Dataset records ::
++++++++++

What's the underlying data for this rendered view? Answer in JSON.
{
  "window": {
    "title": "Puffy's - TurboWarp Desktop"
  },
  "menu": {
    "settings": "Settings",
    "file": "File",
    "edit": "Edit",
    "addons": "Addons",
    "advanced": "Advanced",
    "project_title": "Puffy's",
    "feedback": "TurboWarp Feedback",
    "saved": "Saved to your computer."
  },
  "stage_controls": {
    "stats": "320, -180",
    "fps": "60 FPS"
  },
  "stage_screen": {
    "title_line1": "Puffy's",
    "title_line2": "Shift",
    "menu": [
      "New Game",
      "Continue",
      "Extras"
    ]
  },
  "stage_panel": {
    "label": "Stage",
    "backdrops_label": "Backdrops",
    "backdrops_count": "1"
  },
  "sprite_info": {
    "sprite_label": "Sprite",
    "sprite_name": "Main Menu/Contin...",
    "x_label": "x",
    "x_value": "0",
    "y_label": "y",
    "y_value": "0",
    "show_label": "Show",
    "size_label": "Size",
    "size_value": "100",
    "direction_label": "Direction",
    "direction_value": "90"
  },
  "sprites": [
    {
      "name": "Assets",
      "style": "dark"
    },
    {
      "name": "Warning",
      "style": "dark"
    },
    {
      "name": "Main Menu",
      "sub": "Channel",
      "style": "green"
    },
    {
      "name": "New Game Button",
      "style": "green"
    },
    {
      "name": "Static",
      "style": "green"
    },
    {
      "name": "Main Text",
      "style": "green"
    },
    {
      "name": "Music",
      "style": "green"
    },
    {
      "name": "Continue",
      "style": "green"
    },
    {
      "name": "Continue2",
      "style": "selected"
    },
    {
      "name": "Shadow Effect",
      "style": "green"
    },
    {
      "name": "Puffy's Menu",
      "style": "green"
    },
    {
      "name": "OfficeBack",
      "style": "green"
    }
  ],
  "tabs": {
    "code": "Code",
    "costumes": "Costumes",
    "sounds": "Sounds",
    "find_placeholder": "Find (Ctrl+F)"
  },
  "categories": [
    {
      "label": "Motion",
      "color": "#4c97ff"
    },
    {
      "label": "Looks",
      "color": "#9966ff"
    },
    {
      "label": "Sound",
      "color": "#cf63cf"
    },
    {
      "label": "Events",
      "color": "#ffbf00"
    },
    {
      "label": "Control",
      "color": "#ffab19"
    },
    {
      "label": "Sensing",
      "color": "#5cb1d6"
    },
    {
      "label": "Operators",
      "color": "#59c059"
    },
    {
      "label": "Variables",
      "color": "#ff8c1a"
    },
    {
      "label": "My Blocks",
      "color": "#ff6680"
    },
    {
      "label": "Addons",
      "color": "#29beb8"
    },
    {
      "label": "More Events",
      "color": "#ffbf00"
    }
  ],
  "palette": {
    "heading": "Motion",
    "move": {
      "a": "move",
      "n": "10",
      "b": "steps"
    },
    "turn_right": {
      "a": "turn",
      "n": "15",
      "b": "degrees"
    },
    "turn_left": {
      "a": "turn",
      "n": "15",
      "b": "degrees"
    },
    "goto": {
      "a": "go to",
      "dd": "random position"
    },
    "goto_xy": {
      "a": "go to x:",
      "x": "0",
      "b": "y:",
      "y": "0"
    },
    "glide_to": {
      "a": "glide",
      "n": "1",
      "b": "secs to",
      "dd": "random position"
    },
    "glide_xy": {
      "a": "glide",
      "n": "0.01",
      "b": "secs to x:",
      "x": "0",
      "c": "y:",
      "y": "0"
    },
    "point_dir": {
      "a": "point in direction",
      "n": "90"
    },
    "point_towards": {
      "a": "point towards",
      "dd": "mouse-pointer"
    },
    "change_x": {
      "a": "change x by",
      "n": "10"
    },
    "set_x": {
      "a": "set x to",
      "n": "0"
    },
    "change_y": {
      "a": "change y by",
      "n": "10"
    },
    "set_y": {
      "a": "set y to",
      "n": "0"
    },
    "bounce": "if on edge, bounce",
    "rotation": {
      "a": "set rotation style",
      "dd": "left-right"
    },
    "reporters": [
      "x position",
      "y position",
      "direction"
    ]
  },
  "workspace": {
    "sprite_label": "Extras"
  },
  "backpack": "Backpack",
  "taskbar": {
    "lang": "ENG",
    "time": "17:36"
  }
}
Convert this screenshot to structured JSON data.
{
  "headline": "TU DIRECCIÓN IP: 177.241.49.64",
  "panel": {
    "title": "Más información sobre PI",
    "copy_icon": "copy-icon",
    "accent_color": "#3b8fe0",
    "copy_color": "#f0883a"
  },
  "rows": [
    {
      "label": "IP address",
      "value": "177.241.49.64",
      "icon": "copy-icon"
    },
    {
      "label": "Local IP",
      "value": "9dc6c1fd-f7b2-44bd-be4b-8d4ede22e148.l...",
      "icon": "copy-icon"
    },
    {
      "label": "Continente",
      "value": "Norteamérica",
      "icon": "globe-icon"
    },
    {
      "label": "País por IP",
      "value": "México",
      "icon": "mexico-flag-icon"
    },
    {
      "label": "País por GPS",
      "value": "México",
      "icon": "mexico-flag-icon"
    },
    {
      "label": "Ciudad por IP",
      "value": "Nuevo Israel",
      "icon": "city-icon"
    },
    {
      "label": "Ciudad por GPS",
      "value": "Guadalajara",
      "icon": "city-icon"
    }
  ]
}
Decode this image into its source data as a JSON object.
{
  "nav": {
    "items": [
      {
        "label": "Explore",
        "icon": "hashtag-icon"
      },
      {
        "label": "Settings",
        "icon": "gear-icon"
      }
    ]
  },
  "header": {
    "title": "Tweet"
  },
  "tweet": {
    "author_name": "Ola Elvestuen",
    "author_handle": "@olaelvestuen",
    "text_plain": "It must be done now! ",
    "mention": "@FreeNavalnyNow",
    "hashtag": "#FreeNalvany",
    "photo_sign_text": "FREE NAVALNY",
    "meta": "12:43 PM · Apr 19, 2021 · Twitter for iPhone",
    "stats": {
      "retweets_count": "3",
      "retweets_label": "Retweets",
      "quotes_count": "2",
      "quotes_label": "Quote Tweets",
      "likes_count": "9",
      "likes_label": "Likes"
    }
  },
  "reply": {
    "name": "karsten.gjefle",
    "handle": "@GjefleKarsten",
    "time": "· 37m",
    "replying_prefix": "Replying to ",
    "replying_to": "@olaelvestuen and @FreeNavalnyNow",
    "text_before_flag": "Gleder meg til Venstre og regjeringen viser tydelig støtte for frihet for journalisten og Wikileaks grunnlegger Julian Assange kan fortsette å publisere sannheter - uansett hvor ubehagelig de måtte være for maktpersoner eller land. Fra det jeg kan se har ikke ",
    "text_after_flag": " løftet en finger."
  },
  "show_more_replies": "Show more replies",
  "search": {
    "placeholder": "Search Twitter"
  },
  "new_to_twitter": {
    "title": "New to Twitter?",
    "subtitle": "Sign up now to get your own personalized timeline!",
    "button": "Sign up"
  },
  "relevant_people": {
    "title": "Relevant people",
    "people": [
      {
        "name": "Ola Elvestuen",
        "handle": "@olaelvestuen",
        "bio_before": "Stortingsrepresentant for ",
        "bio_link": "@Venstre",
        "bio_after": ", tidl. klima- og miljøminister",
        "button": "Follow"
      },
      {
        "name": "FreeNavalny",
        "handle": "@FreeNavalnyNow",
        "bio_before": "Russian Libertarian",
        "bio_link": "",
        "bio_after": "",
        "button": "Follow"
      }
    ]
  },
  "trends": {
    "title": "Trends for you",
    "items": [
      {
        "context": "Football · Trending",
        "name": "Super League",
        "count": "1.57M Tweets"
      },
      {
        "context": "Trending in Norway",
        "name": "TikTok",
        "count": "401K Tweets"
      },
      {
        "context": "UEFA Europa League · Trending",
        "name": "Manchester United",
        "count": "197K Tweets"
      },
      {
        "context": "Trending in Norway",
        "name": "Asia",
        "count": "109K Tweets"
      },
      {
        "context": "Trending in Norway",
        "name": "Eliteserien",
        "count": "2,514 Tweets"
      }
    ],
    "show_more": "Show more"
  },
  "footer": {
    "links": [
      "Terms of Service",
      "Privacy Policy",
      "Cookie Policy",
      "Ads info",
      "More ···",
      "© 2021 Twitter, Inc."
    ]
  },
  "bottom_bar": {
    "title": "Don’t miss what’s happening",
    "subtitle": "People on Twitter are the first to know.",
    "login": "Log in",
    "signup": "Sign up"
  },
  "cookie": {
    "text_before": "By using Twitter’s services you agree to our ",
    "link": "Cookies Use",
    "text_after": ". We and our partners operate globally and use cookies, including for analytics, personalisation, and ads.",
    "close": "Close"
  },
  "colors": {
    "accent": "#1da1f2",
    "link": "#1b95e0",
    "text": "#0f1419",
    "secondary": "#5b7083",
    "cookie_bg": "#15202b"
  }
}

++++++++++

PROBLEM DETAILS ::
Search the records for the string "Show" and return every line in which it occurs.

WORKED ANSWER ::
    "show_label": "Show",
  "show_more_replies": "Show more replies",
    "show_more": "Show more"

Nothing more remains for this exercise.